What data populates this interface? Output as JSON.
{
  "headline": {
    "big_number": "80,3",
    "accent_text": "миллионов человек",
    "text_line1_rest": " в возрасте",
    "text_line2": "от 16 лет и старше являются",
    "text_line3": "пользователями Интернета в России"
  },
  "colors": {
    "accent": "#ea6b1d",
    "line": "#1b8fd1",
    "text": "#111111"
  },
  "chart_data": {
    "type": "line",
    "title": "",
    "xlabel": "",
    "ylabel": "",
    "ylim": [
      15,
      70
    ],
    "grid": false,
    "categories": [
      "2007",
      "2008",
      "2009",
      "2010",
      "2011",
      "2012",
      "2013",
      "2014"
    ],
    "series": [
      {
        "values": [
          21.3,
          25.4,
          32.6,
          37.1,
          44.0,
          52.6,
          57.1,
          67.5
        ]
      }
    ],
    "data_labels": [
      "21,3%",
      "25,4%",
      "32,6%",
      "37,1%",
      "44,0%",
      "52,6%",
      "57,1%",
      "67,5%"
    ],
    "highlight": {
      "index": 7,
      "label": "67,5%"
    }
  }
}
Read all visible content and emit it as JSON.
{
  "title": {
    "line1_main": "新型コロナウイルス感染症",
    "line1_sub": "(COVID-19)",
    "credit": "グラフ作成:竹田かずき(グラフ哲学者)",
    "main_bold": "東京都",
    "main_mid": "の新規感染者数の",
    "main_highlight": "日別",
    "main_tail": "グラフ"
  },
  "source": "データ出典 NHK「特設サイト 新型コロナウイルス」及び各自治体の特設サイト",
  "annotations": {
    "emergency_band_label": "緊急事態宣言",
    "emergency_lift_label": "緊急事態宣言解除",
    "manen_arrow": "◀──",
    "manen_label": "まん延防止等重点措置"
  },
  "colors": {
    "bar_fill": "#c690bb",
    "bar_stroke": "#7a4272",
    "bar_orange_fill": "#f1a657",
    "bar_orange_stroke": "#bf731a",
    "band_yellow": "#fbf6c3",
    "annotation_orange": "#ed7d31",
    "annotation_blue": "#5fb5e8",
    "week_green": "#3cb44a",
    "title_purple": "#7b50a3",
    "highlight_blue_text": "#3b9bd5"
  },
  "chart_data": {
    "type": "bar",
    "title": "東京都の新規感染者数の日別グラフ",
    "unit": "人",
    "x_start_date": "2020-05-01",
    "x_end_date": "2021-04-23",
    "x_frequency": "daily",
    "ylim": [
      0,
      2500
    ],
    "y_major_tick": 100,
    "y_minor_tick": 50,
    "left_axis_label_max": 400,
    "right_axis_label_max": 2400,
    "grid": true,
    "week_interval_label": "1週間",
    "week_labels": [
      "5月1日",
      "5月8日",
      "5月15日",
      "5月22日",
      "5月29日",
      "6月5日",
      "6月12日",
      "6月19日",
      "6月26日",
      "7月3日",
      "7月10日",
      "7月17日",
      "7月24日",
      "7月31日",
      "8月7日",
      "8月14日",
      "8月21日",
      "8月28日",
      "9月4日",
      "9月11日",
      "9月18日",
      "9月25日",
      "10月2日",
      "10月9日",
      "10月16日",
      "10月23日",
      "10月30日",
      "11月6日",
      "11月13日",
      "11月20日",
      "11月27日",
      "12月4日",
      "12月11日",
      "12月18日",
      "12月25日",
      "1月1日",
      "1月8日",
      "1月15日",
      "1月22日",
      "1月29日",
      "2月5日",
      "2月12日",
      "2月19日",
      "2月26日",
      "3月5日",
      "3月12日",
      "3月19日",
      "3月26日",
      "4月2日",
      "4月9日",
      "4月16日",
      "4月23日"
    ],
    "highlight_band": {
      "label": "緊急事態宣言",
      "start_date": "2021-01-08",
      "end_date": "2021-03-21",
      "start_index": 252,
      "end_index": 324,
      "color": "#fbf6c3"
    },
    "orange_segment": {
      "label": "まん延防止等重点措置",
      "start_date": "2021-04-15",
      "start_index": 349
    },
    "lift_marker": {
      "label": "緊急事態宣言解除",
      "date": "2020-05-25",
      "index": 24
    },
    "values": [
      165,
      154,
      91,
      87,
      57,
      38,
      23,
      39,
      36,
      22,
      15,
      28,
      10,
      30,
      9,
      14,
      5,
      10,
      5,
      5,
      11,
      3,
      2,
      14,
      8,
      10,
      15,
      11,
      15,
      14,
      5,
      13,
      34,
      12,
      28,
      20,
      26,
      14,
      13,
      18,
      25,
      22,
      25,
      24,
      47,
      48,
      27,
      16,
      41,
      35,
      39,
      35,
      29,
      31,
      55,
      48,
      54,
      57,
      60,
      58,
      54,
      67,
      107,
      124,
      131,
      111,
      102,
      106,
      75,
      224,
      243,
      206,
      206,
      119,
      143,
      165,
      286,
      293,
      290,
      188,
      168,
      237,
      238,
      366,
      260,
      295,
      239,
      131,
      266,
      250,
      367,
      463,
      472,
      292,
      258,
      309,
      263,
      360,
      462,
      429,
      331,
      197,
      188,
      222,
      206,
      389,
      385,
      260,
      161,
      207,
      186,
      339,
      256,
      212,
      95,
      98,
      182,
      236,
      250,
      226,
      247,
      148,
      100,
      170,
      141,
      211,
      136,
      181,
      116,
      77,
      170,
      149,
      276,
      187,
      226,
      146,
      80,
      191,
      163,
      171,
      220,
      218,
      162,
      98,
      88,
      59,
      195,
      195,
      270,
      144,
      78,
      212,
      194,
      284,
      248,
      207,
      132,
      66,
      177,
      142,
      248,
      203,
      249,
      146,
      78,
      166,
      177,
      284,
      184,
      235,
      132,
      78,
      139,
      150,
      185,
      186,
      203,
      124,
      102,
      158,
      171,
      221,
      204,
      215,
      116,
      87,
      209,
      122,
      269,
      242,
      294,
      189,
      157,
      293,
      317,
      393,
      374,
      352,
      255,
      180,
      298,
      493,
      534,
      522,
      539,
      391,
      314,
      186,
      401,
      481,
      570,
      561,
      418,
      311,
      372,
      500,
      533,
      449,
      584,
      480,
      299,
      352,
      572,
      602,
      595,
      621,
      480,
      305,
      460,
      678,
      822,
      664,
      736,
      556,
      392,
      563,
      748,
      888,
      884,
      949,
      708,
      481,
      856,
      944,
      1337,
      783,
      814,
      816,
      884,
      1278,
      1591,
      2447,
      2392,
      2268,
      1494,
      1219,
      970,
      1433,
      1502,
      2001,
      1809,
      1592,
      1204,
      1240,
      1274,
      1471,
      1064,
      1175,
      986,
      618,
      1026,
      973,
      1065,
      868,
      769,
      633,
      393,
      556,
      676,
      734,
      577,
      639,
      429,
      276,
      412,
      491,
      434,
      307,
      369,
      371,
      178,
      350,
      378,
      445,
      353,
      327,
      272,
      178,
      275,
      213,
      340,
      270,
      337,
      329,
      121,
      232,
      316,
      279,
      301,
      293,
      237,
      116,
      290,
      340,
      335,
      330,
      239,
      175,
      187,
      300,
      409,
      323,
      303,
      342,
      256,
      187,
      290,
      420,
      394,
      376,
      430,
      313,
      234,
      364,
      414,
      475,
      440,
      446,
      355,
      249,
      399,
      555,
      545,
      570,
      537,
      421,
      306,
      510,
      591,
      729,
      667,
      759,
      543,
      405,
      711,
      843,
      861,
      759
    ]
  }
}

Task statement
All of the entries should be written out again exactly.

Task solution
What data populates this interface? Output as JSON.
{
  "headline": {
    "big_number": "80,3",
    "accent_text": "миллионов человек",
    "text_line1_rest": " в возрасте",
    "text_line2": "от 16 лет и старше являются",
    "text_line3": "пользователями Интернета в России"
  },
  "colors": {
    "accent": "#ea6b1d",
    "line": "#1b8fd1",
    "text": "#111111"
  },
  "chart_data": {
    "type": "line",
    "title": "",
    "xlabel": "",
    "ylabel": "",
    "ylim": [
      15,
      70
    ],
    "grid": false,
    "categories": [
      "2007",
      "2008",
      "2009",
      "2010",
      "2011",
      "2012",
      "2013",
      "2014"
    ],
    "series": [
      {
        "values": [
          21.3,
          25.4,
          32.6,
          37.1,
          44.0,
          52.6,
          57.1,
          67.5
        ]
      }
    ],
    "data_labels": [
      "21,3%",
      "25,4%",
      "32,6%",
      "37,1%",
      "44,0%",
      "52,6%",
      "57,1%",
      "67,5%"
    ],
    "highlight": {
      "index": 7,
      "label": "67,5%"
    }
  }
}
Read all visible content and emit it as JSON.
{
  "title": {
    "line1_main": "新型コロナウイルス感染症",
    "line1_sub": "(COVID-19)",
    "credit": "グラフ作成:竹田かずき(グラフ哲学者)",
    "main_bold": "東京都",
    "main_mid": "の新規感染者数の",
    "main_highlight": "日別",
    "main_tail": "グラフ"
  },
  "source": "データ出典 NHK「特設サイト 新型コロナウイルス」及び各自治体の特設サイト",
  "annotations": {
    "emergency_band_label": "緊急事態宣言",
    "emergency_lift_label": "緊急事態宣言解除",
    "manen_arrow": "◀──",
    "manen_label": "まん延防止等重点措置"
  },
  "colors": {
    "bar_fill": "#c690bb",
    "bar_stroke": "#7a4272",
    "bar_orange_fill": "#f1a657",
    "bar_orange_stroke": "#bf731a",
    "band_yellow": "#fbf6c3",
    "annotation_orange": "#ed7d31",
    "annotation_blue": "#5fb5e8",
    "week_green": "#3cb44a",
    "title_purple": "#7b50a3",
    "highlight_blue_text": "#3b9bd5"
  },
  "chart_data": {
    "type": "bar",
    "title": "東京都の新規感染者数の日別グラフ",
    "unit": "人",
    "x_start_date": "2020-05-01",
    "x_end_date": "2021-04-23",
    "x_frequency": "daily",
    "ylim": [
      0,
      2500
    ],
    "y_major_tick": 100,
    "y_minor_tick": 50,
    "left_axis_label_max": 400,
    "right_axis_label_max": 2400,
    "grid": true,
    "week_interval_label": "1週間",
    "week_labels": [
      "5月1日",
      "5月8日",
      "5月15日",
      "5月22日",
      "5月29日",
      "6月5日",
      "6月12日",
      "6月19日",
      "6月26日",
      "7月3日",
      "7月10日",
      "7月17日",
      "7月24日",
      "7月31日",
      "8月7日",
      "8月14日",
      "8月21日",
      "8月28日",
      "9月4日",
      "9月11日",
      "9月18日",
      "9月25日",
      "10月2日",
      "10月9日",
      "10月16日",
      "10月23日",
      "10月30日",
      "11月6日",
      "11月13日",
      "11月20日",
      "11月27日",
      "12月4日",
      "12月11日",
      "12月18日",
      "12月25日",
      "1月1日",
      "1月8日",
      "1月15日",
      "1月22日",
      "1月29日",
      "2月5日",
      "2月12日",
      "2月19日",
      "2月26日",
      "3月5日",
      "3月12日",
      "3月19日",
      "3月26日",
      "4月2日",
      "4月9日",
      "4月16日",
      "4月23日"
    ],
    "highlight_band": {
      "label": "緊急事態宣言",
      "start_date": "2021-01-08",
      "end_date": "2021-03-21",
      "start_index": 252,
      "end_index": 324,
      "color": "#fbf6c3"
    },
    "orange_segment": {
      "label": "まん延防止等重点措置",
      "start_date": "2021-04-15",
      "start_index": 349
    },
    "lift_marker": {
      "label": "緊急事態宣言解除",
      "date": "2020-05-25",
      "index": 24
    },
    "values": [
      165,
      154,
      91,
      87,
      57,
      38,
      23,
      39,
      36,
      22,
      15,
      28,
      10,
      30,
      9,
      14,
      5,
      10,
      5,
      5,
      11,
      3,
      2,
      14,
      8,
      10,
      15,
      11,
      15,
      14,
      5,
      13,
      34,
      12,
      28,
      20,
      26,
      14,
      13,
      18,
      25,
      22,
      25,
      24,
      47,
      48,
      27,
      16,
      41,
      35,
      39,
      35,
      29,
      31,
      55,
      48,
      54,
      57,
      60,
      58,
      54,
      67,
      107,
      124,
      131,
      111,
      102,
      106,
      75,
      224,
      243,
      206,
      206,
      119,
      143,
      165,
      286,
      293,
      290,
      188,
      168,
      237,
      238,
      366,
      260,
      295,
      239,
      131,
      266,
      250,
      367,
      463,
      472,
      292,
      258,
      309,
      263,
      360,
      462,
      429,
      331,
      197,
      188,
      222,
      206,
      389,
      385,
      260,
      161,
      207,
      186,
      339,
      256,
      212,
      95,
      98,
      182,
      236,
      250,
      226,
      247,
      148,
      100,
      170,
      141,
      211,
      136,
      181,
      116,
      77,
      170,
      149,
      276,
      187,
      226,
      146,
      80,
      191,
      163,
      171,
      220,
      218,
      162,
      98,
      88,
      59,
      195,
      195,
      270,
      144,
      78,
      212,
      194,
      284,
      248,
      207,
      132,
      66,
      177,
      142,
      248,
      203,
      249,
      146,
      78,
      166,
      177,
      284,
      184,
      235,
      132,
      78,
      139,
      150,
      185,
      186,
      203,
      124,
      102,
      158,
      171,
      221,
      204,
      215,
      116,
      87,
      209,
      122,
      269,
      242,
      294,
      189,
      157,
      293,
      317,
      393,
      374,
      352,
      255,
      180,
      298,
      493,
      534,
      522,
      539,
      391,
      314,
      186,
      401,
      481,
      570,
      561,
      418,
      311,
      372,
      500,
      533,
      449,
      584,
      480,
      299,
      352,
      572,
      602,
      595,
      621,
      480,
      305,
      460,
      678,
      822,
      664,
      736,
      556,
      392,
      563,
      748,
      888,
      884,
      949,
      708,
      481,
      856,
      944,
      1337,
      783,
      814,
      816,
      884,
      1278,
      1591,
      2447,
      2392,
      2268,
      1494,
      1219,
      970,
      1433,
      1502,
      2001,
      1809,
      1592,
      1204,
      1240,
      1274,
      1471,
      1064,
      1175,
      986,
      618,
      1026,
      973,
      1065,
      868,
      769,
      633,
      393,
      556,
      676,
      734,
      577,
      639,
      429,
      276,
      412,
      491,
      434,
      307,
      369,
      371,
      178,
      350,
      378,
      445,
      353,
      327,
      272,
      178,
      275,
      213,
      340,
      270,
      337,
      329,
      121,
      232,
      316,
      279,
      301,
      293,
      237,
      116,
      290,
      340,
      335,
      330,
      239,
      175,
      187,
      300,
      409,
      323,
      303,
      342,
      256,
      187,
      290,
      420,
      394,
      376,
      430,
      313,
      234,
      364,
      414,
      475,
      440,
      446,
      355,
      249,
      399,
      555,
      545,
      570,
      537,
      421,
      306,
      510,
      591,
      729,
      667,
      759,
      543,
      405,
      711,
      843,
      861,
      759
    ]
  }
}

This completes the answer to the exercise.